# EXERCISE REQUIREMENTS:
Give only the number of lines in these records that contain the word "When".
━━ DATA LINES
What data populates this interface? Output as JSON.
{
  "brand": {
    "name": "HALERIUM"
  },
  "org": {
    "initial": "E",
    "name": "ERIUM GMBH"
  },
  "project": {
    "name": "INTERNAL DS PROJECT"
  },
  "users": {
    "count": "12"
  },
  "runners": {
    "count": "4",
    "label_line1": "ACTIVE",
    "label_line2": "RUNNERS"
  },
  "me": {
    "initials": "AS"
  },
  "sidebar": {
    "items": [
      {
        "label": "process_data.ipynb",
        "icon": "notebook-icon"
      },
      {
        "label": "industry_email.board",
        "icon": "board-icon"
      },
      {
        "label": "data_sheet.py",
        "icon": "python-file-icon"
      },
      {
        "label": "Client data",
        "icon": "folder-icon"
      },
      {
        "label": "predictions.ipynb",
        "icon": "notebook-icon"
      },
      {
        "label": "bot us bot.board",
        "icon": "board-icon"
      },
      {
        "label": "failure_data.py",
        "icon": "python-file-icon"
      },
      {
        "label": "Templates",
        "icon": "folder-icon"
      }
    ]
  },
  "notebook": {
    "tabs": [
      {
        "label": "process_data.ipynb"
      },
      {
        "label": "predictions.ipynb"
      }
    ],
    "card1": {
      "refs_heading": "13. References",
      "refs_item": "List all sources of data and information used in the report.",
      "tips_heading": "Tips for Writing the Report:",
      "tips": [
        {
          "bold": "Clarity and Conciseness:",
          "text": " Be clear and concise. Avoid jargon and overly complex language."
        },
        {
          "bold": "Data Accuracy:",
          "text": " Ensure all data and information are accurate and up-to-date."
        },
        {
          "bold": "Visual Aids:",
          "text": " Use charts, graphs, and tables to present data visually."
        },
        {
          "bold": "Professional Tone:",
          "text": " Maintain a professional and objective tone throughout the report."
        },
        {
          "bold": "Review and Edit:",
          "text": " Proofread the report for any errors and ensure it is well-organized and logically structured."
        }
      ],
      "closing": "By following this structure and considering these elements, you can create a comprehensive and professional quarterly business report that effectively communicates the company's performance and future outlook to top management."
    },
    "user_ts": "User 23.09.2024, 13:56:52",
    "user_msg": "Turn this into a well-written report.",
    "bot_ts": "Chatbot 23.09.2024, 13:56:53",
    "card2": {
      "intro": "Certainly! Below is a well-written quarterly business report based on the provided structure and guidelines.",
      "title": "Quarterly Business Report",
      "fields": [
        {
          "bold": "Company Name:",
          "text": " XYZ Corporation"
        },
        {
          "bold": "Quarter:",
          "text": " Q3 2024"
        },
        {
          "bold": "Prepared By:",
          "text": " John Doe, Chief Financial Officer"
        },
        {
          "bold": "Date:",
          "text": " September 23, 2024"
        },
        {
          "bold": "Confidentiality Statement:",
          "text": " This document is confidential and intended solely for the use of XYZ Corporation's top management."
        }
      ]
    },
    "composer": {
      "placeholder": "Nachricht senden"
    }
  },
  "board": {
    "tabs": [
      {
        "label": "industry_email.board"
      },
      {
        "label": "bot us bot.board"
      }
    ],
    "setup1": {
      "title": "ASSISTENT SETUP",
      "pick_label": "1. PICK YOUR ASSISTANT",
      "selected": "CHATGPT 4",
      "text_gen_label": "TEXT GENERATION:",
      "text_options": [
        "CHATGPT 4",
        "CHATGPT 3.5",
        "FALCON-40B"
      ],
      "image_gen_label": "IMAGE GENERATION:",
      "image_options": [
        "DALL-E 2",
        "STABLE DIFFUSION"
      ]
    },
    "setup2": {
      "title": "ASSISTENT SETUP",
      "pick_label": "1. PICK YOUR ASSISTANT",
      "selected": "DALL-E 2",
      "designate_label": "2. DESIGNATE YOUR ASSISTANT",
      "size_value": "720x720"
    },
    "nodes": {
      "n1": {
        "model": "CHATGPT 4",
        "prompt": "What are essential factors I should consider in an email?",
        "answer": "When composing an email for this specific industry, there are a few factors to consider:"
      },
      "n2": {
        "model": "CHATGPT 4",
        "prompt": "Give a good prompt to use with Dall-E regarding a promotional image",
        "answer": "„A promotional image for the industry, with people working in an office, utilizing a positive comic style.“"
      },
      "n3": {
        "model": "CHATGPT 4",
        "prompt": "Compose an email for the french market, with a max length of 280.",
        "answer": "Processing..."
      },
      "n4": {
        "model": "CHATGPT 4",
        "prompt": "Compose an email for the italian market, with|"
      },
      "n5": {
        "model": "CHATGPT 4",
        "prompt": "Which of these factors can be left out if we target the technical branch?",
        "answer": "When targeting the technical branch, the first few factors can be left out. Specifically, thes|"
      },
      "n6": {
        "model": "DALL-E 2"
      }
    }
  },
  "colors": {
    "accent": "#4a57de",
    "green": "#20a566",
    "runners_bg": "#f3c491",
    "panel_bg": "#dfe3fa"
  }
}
━━━━
# REPLY:
2